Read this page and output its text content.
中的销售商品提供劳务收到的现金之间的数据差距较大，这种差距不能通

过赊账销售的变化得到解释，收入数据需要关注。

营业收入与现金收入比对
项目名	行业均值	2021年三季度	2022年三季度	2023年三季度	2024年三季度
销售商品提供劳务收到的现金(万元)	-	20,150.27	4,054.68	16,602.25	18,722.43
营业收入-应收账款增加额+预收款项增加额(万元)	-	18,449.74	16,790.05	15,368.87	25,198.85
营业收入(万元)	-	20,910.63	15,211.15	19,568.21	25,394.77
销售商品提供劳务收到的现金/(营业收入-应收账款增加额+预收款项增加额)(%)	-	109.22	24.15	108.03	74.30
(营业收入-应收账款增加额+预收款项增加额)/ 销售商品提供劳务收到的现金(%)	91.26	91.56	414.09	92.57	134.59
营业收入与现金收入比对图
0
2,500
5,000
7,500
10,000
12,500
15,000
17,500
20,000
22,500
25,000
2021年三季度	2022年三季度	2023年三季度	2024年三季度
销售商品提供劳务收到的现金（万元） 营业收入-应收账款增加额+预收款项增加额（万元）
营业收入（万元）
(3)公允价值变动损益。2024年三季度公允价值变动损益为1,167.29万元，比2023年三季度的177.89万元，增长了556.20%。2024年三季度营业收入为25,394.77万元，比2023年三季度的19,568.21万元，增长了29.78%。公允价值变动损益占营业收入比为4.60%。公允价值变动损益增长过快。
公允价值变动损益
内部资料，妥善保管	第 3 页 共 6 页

---

* [DIRECTION]:
From the preceding material, extract every line exactly.

* [WORKED ANSWER]:
Read this page and output its text content.
中的销售商品提供劳务收到的现金之间的数据差距较大，这种差距不能通

过赊账销售的变化得到解释，收入数据需要关注。

营业收入与现金收入比对
项目名	行业均值	2021年三季度	2022年三季度	2023年三季度	2024年三季度
销售商品提供劳务收到的现金(万元)	-	20,150.27	4,054.68	16,602.25	18,722.43
营业收入-应收账款增加额+预收款项增加额(万元)	-	18,449.74	16,790.05	15,368.87	25,198.85
营业收入(万元)	-	20,910.63	15,211.15	19,568.21	25,394.77
销售商品提供劳务收到的现金/(营业收入-应收账款增加额+预收款项增加额)(%)	-	109.22	24.15	108.03	74.30
(营业收入-应收账款增加额+预收款项增加额)/ 销售商品提供劳务收到的现金(%)	91.26	91.56	414.09	92.57	134.59
营业收入与现金收入比对图
0
2,500
5,000
7,500
10,000
12,500
15,000
17,500
20,000
22,500
25,000
2021年三季度	2022年三季度	2023年三季度	2024年三季度
销售商品提供劳务收到的现金（万元） 营业收入-应收账款增加额+预收款项增加额（万元）
营业收入（万元）
(3)公允价值变动损益。2024年三季度公允价值变动损益为1,167.29万元，比2023年三季度的177.89万元，增长了556.20%。2024年三季度营业收入为25,394.77万元，比2023年三季度的19,568.21万元，增长了29.78%。公允价值变动损益占营业收入比为4.60%。公允价值变动损益增长过快。
公允价值变动损益
内部资料，妥善保管	第 3 页 共 6 页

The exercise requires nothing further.